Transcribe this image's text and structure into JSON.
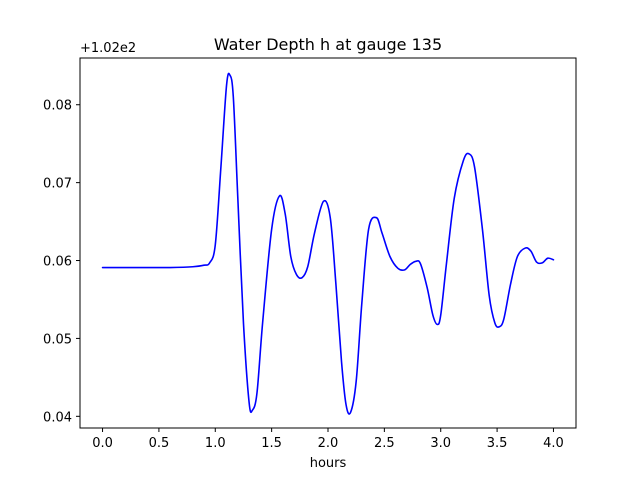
{
  "chart_data": {
    "type": "line",
    "title": "Water Depth h at gauge 135",
    "xlabel": "hours",
    "ylabel": "",
    "y_offset_label": "+1.02e2",
    "xlim": [
      -0.2,
      4.2
    ],
    "ylim": [
      0.0385,
      0.086
    ],
    "x_ticks": [
      0.0,
      0.5,
      1.0,
      1.5,
      2.0,
      2.5,
      3.0,
      3.5,
      4.0
    ],
    "x_tick_labels": [
      "0.0",
      "0.5",
      "1.0",
      "1.5",
      "2.0",
      "2.5",
      "3.0",
      "3.5",
      "4.0"
    ],
    "y_ticks": [
      0.04,
      0.05,
      0.06,
      0.07,
      0.08
    ],
    "y_tick_labels": [
      "0.04",
      "0.05",
      "0.06",
      "0.07",
      "0.08"
    ],
    "grid": false,
    "legend": "none",
    "line_color": "#0000ff",
    "series": [
      {
        "x": [
          0.0,
          0.2,
          0.4,
          0.6,
          0.8,
          0.9,
          0.95,
          1.0,
          1.05,
          1.1,
          1.13,
          1.16,
          1.2,
          1.25,
          1.3,
          1.33,
          1.37,
          1.42,
          1.5,
          1.57,
          1.62,
          1.67,
          1.72,
          1.77,
          1.82,
          1.88,
          1.96,
          2.02,
          2.07,
          2.12,
          2.16,
          2.2,
          2.25,
          2.3,
          2.36,
          2.43,
          2.48,
          2.55,
          2.62,
          2.68,
          2.73,
          2.78,
          2.82,
          2.88,
          2.93,
          2.97,
          3.0,
          3.05,
          3.12,
          3.2,
          3.25,
          3.3,
          3.37,
          3.43,
          3.48,
          3.52,
          3.56,
          3.62,
          3.68,
          3.75,
          3.8,
          3.85,
          3.9,
          3.95,
          4.0
        ],
        "y": [
          0.0591,
          0.0591,
          0.0591,
          0.0591,
          0.0592,
          0.0594,
          0.0597,
          0.062,
          0.072,
          0.0825,
          0.0838,
          0.081,
          0.068,
          0.052,
          0.0418,
          0.0408,
          0.043,
          0.052,
          0.064,
          0.0683,
          0.066,
          0.0605,
          0.0582,
          0.0578,
          0.0592,
          0.0635,
          0.0676,
          0.0655,
          0.057,
          0.047,
          0.0415,
          0.0405,
          0.0445,
          0.0545,
          0.064,
          0.0655,
          0.0635,
          0.0605,
          0.059,
          0.0588,
          0.0595,
          0.0599,
          0.0596,
          0.0565,
          0.053,
          0.0518,
          0.053,
          0.0595,
          0.068,
          0.0728,
          0.0737,
          0.072,
          0.064,
          0.0555,
          0.052,
          0.0515,
          0.0525,
          0.057,
          0.0605,
          0.0616,
          0.0612,
          0.0598,
          0.0597,
          0.0603,
          0.0601
        ]
      }
    ]
  }
}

What to work on: Give the material again exactly as it is, but keep the pictures out.

Answer to the task:
Transcribe this image's text and structure into JSON.
{
  "chart_data": {
    "type": "line",
    "title": "Water Depth h at gauge 135",
    "xlabel": "hours",
    "ylabel": "",
    "y_offset_label": "+1.02e2",
    "xlim": [
      -0.2,
      4.2
    ],
    "ylim": [
      0.0385,
      0.086
    ],
    "x_ticks": [
      0.0,
      0.5,
      1.0,
      1.5,
      2.0,
      2.5,
      3.0,
      3.5,
      4.0
    ],
    "x_tick_labels": [
      "0.0",
      "0.5",
      "1.0",
      "1.5",
      "2.0",
      "2.5",
      "3.0",
      "3.5",
      "4.0"
    ],
    "y_ticks": [
      0.04,
      0.05,
      0.06,
      0.07,
      0.08
    ],
    "y_tick_labels": [
      "0.04",
      "0.05",
      "0.06",
      "0.07",
      "0.08"
    ],
    "grid": false,
    "legend": "none",
    "line_color": "#0000ff",
    "series": [
      {
        "x": [
          0.0,
          0.2,
          0.4,
          0.6,
          0.8,
          0.9,
          0.95,
          1.0,
          1.05,
          1.1,
          1.13,
          1.16,
          1.2,
          1.25,
          1.3,
          1.33,
          1.37,
          1.42,
          1.5,
          1.57,
          1.62,
          1.67,
          1.72,
          1.77,
          1.82,
          1.88,
          1.96,
          2.02,
          2.07,
          2.12,
          2.16,
          2.2,
          2.25,
          2.3,
          2.36,
          2.43,
          2.48,
          2.55,
          2.62,
          2.68,
          2.73,
          2.78,
          2.82,
          2.88,
          2.93,
          2.97,
          3.0,
          3.05,
          3.12,
          3.2,
          3.25,
          3.3,
          3.37,
          3.43,
          3.48,
          3.52,
          3.56,
          3.62,
          3.68,
          3.75,
          3.8,
          3.85,
          3.9,
          3.95,
          4.0
        ],
        "y": [
          0.0591,
          0.0591,
          0.0591,
          0.0591,
          0.0592,
          0.0594,
          0.0597,
          0.062,
          0.072,
          0.0825,
          0.0838,
          0.081,
          0.068,
          0.052,
          0.0418,
          0.0408,
          0.043,
          0.052,
          0.064,
          0.0683,
          0.066,
          0.0605,
          0.0582,
          0.0578,
          0.0592,
          0.0635,
          0.0676,
          0.0655,
          0.057,
          0.047,
          0.0415,
          0.0405,
          0.0445,
          0.0545,
          0.064,
          0.0655,
          0.0635,
          0.0605,
          0.059,
          0.0588,
          0.0595,
          0.0599,
          0.0596,
          0.0565,
          0.053,
          0.0518,
          0.053,
          0.0595,
          0.068,
          0.0728,
          0.0737,
          0.072,
          0.064,
          0.0555,
          0.052,
          0.0515,
          0.0525,
          0.057,
          0.0605,
          0.0616,
          0.0612,
          0.0598,
          0.0597,
          0.0603,
          0.0601
        ]
      }
    ]
  }
}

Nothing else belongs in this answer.